Stored entries:
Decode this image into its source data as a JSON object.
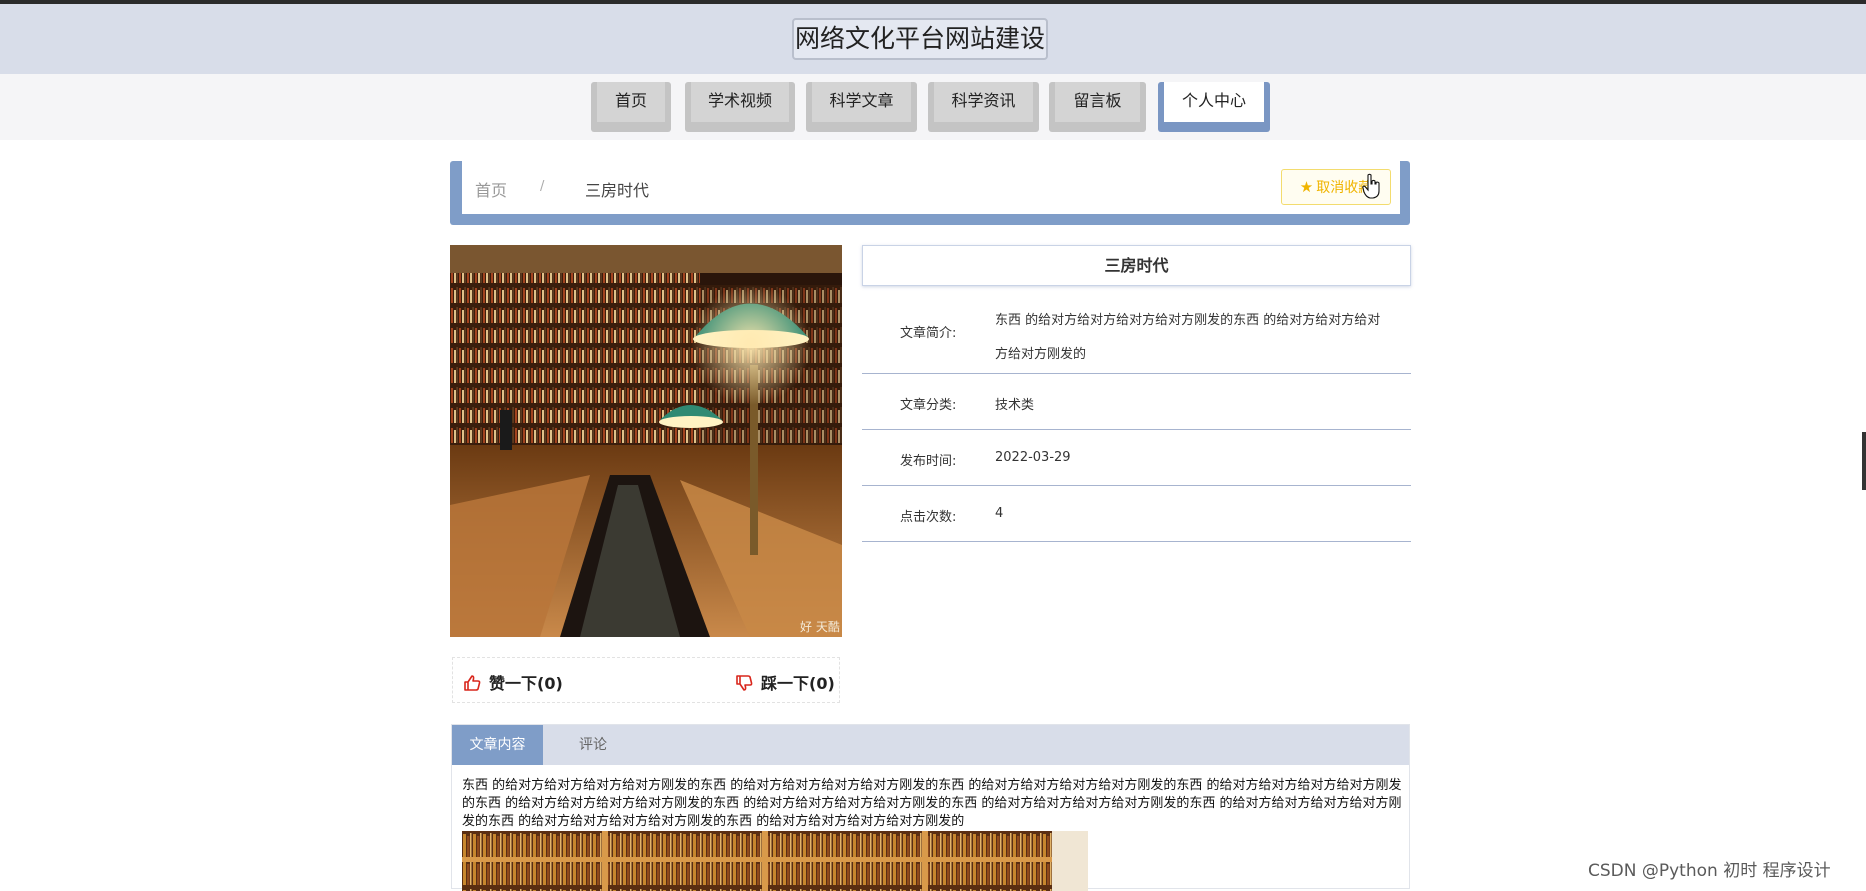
{
  "header": {
    "site_title": "网络文化平台网站建设"
  },
  "nav": {
    "items": [
      {
        "label": "首页"
      },
      {
        "label": "学术视频"
      },
      {
        "label": "科学文章"
      },
      {
        "label": "科学资讯"
      },
      {
        "label": "留言板"
      },
      {
        "label": "个人中心"
      }
    ],
    "active_index": 5
  },
  "breadcrumb": {
    "home": "首页",
    "separator": "/",
    "current": "三房时代"
  },
  "favorite_button": {
    "label": "取消收藏",
    "icon": "star-icon"
  },
  "reactions": {
    "like_label": "赞一下(0)",
    "dislike_label": "踩一下(0)"
  },
  "article": {
    "title": "三房时代",
    "fields": [
      {
        "label": "文章简介:",
        "value": "东西 的给对方给对方给对方给对方刚发的东西 的给对方给对方给对方给对方刚发的"
      },
      {
        "label": "文章分类:",
        "value": "技术类"
      },
      {
        "label": "发布时间:",
        "value": "2022-03-29"
      },
      {
        "label": "点击次数:",
        "value": "4"
      }
    ]
  },
  "tabs": [
    {
      "label": "文章内容"
    },
    {
      "label": "评论"
    }
  ],
  "content": {
    "text": "东西 的给对方给对方给对方给对方刚发的东西 的给对方给对方给对方给对方刚发的东西 的给对方给对方给对方给对方刚发的东西 的给对方给对方给对方给对方刚发的东西 的给对方给对方给对方给对方刚发的东西 的给对方给对方给对方给对方刚发的东西 的给对方给对方给对方给对方刚发的东西 的给对方给对方给对方给对方刚发的东西 的给对方给对方给对方给对方刚发的东西 的给对方给对方给对方给对方刚发的"
  },
  "image_caption": "好 天酷",
  "watermark": "CSDN @Python 初时 程序设计",
  "colors": {
    "accent": "#7f9dc8",
    "header_bg": "#d8dde9",
    "favorite": "#f0b400",
    "like": "#d9261c"
  }
}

Aim: Your task is to set down the records shown above exactly, minus any pictures.

Answer to this task:
Decode this image into its source data as a JSON object.
{
  "header": {
    "site_title": "网络文化平台网站建设"
  },
  "nav": {
    "items": [
      {
        "label": "首页"
      },
      {
        "label": "学术视频"
      },
      {
        "label": "科学文章"
      },
      {
        "label": "科学资讯"
      },
      {
        "label": "留言板"
      },
      {
        "label": "个人中心"
      }
    ],
    "active_index": 5
  },
  "breadcrumb": {
    "home": "首页",
    "separator": "/",
    "current": "三房时代"
  },
  "favorite_button": {
    "label": "取消收藏",
    "icon": "star-icon"
  },
  "reactions": {
    "like_label": "赞一下(0)",
    "dislike_label": "踩一下(0)"
  },
  "article": {
    "title": "三房时代",
    "fields": [
      {
        "label": "文章简介:",
        "value": "东西 的给对方给对方给对方给对方刚发的东西 的给对方给对方给对方给对方刚发的"
      },
      {
        "label": "文章分类:",
        "value": "技术类"
      },
      {
        "label": "发布时间:",
        "value": "2022-03-29"
      },
      {
        "label": "点击次数:",
        "value": "4"
      }
    ]
  },
  "tabs": [
    {
      "label": "文章内容"
    },
    {
      "label": "评论"
    }
  ],
  "content": {
    "text": "东西 的给对方给对方给对方给对方刚发的东西 的给对方给对方给对方给对方刚发的东西 的给对方给对方给对方给对方刚发的东西 的给对方给对方给对方给对方刚发的东西 的给对方给对方给对方给对方刚发的东西 的给对方给对方给对方给对方刚发的东西 的给对方给对方给对方给对方刚发的东西 的给对方给对方给对方给对方刚发的东西 的给对方给对方给对方给对方刚发的东西 的给对方给对方给对方给对方刚发的"
  },
  "image_caption": "好 天酷",
  "watermark": "CSDN @Python 初时 程序设计",
  "colors": {
    "accent": "#7f9dc8",
    "header_bg": "#d8dde9",
    "favorite": "#f0b400",
    "like": "#d9261c"
  }
}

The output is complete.